Goal. Reproduce every record below exactly as it appears.

The records.

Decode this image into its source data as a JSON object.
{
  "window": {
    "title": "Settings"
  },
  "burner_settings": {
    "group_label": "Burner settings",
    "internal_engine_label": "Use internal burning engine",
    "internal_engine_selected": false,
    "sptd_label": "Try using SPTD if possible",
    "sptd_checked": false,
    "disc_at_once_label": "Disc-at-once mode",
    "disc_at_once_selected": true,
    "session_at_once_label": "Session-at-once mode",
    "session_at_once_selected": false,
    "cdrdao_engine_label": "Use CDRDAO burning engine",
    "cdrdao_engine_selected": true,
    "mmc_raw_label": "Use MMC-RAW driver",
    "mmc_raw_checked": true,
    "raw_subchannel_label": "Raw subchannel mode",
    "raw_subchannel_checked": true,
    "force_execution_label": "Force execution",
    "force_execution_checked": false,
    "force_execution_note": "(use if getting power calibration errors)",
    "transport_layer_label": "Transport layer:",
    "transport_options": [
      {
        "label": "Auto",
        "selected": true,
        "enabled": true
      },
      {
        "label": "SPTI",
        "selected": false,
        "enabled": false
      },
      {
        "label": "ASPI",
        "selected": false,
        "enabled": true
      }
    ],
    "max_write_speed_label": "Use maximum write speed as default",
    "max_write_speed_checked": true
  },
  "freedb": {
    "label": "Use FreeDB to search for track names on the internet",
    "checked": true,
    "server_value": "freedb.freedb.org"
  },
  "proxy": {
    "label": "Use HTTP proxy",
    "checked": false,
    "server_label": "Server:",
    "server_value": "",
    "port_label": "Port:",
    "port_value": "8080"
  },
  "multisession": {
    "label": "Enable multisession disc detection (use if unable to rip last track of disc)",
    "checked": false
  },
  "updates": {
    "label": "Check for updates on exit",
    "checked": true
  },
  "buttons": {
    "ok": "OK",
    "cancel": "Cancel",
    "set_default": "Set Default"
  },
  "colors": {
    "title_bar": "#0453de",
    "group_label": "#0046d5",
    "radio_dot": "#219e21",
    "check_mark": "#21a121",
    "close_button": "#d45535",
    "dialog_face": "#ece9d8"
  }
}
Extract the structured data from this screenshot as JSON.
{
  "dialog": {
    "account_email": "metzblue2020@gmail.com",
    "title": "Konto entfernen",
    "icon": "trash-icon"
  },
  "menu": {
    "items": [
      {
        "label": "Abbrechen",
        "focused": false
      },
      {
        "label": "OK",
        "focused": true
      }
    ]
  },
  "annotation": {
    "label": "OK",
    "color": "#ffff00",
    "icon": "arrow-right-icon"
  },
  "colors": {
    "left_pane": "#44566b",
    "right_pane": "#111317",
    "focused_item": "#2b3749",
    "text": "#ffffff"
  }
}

Full response.
Decode this image into its source data as a JSON object.
{
  "window": {
    "title": "Settings"
  },
  "burner_settings": {
    "group_label": "Burner settings",
    "internal_engine_label": "Use internal burning engine",
    "internal_engine_selected": false,
    "sptd_label": "Try using SPTD if possible",
    "sptd_checked": false,
    "disc_at_once_label": "Disc-at-once mode",
    "disc_at_once_selected": true,
    "session_at_once_label": "Session-at-once mode",
    "session_at_once_selected": false,
    "cdrdao_engine_label": "Use CDRDAO burning engine",
    "cdrdao_engine_selected": true,
    "mmc_raw_label": "Use MMC-RAW driver",
    "mmc_raw_checked": true,
    "raw_subchannel_label": "Raw subchannel mode",
    "raw_subchannel_checked": true,
    "force_execution_label": "Force execution",
    "force_execution_checked": false,
    "force_execution_note": "(use if getting power calibration errors)",
    "transport_layer_label": "Transport layer:",
    "transport_options": [
      {
        "label": "Auto",
        "selected": true,
        "enabled": true
      },
      {
        "label": "SPTI",
        "selected": false,
        "enabled": false
      },
      {
        "label": "ASPI",
        "selected": false,
        "enabled": true
      }
    ],
    "max_write_speed_label": "Use maximum write speed as default",
    "max_write_speed_checked": true
  },
  "freedb": {
    "label": "Use FreeDB to search for track names on the internet",
    "checked": true,
    "server_value": "freedb.freedb.org"
  },
  "proxy": {
    "label": "Use HTTP proxy",
    "checked": false,
    "server_label": "Server:",
    "server_value": "",
    "port_label": "Port:",
    "port_value": "8080"
  },
  "multisession": {
    "label": "Enable multisession disc detection (use if unable to rip last track of disc)",
    "checked": false
  },
  "updates": {
    "label": "Check for updates on exit",
    "checked": true
  },
  "buttons": {
    "ok": "OK",
    "cancel": "Cancel",
    "set_default": "Set Default"
  },
  "colors": {
    "title_bar": "#0453de",
    "group_label": "#0046d5",
    "radio_dot": "#219e21",
    "check_mark": "#21a121",
    "close_button": "#d45535",
    "dialog_face": "#ece9d8"
  }
}
Extract the structured data from this screenshot as JSON.
{
  "dialog": {
    "account_email": "metzblue2020@gmail.com",
    "title": "Konto entfernen",
    "icon": "trash-icon"
  },
  "menu": {
    "items": [
      {
        "label": "Abbrechen",
        "focused": false
      },
      {
        "label": "OK",
        "focused": true
      }
    ]
  },
  "annotation": {
    "label": "OK",
    "color": "#ffff00",
    "icon": "arrow-right-icon"
  },
  "colors": {
    "left_pane": "#44566b",
    "right_pane": "#111317",
    "focused_item": "#2b3749",
    "text": "#ffffff"
  }
}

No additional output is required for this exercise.